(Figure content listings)
# # # #

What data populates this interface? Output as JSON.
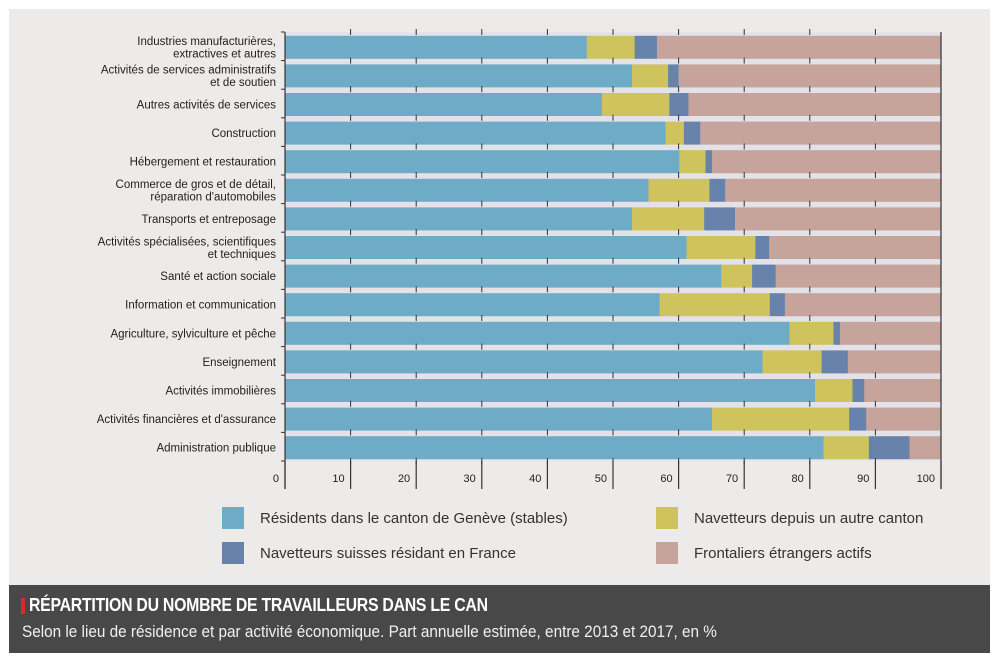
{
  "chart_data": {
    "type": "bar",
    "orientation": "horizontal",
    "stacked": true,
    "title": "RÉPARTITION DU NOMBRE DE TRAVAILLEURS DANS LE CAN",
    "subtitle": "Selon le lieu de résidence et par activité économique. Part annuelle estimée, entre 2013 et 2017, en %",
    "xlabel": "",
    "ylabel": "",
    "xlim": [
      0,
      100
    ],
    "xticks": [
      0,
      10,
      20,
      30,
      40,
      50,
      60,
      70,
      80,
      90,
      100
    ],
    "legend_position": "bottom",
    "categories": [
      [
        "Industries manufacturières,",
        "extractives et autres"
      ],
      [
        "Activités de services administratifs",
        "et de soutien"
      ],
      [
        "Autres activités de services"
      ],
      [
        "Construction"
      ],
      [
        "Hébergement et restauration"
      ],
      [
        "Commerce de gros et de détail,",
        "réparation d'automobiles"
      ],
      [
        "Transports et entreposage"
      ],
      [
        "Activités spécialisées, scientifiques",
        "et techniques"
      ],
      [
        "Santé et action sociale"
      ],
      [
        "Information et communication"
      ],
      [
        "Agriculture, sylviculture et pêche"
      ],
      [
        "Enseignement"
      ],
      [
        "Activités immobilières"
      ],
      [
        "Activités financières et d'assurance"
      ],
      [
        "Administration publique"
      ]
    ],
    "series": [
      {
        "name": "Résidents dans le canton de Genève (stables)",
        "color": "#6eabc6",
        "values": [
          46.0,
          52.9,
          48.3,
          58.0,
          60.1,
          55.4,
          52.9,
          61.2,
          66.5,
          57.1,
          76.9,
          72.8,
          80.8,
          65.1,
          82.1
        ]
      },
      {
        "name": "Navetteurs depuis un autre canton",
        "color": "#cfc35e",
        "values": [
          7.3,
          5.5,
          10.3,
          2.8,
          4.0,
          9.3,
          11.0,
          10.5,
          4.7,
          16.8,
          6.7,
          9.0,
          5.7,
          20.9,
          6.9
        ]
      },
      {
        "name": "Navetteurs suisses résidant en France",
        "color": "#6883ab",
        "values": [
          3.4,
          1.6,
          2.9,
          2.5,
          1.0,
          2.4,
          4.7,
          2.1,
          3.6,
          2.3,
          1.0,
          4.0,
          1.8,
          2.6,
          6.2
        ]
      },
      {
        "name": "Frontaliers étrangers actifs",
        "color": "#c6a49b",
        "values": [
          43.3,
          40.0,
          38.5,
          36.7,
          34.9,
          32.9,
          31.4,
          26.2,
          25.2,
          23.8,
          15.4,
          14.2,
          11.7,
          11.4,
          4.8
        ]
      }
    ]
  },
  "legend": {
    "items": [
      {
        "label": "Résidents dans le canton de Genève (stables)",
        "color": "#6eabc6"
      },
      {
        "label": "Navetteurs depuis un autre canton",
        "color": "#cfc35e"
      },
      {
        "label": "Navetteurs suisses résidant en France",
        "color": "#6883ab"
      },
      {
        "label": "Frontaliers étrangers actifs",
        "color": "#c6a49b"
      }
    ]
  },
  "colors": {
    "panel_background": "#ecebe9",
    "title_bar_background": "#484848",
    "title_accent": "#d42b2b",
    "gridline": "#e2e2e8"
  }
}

# # # #

__To do__
From the data above, pick out each line containing "Résidents" and copy it.

__Answer to the task__
        "name": "Résidents dans le canton de Genève (stables)",
        "label": "Résidents dans le canton de Genève (stables)",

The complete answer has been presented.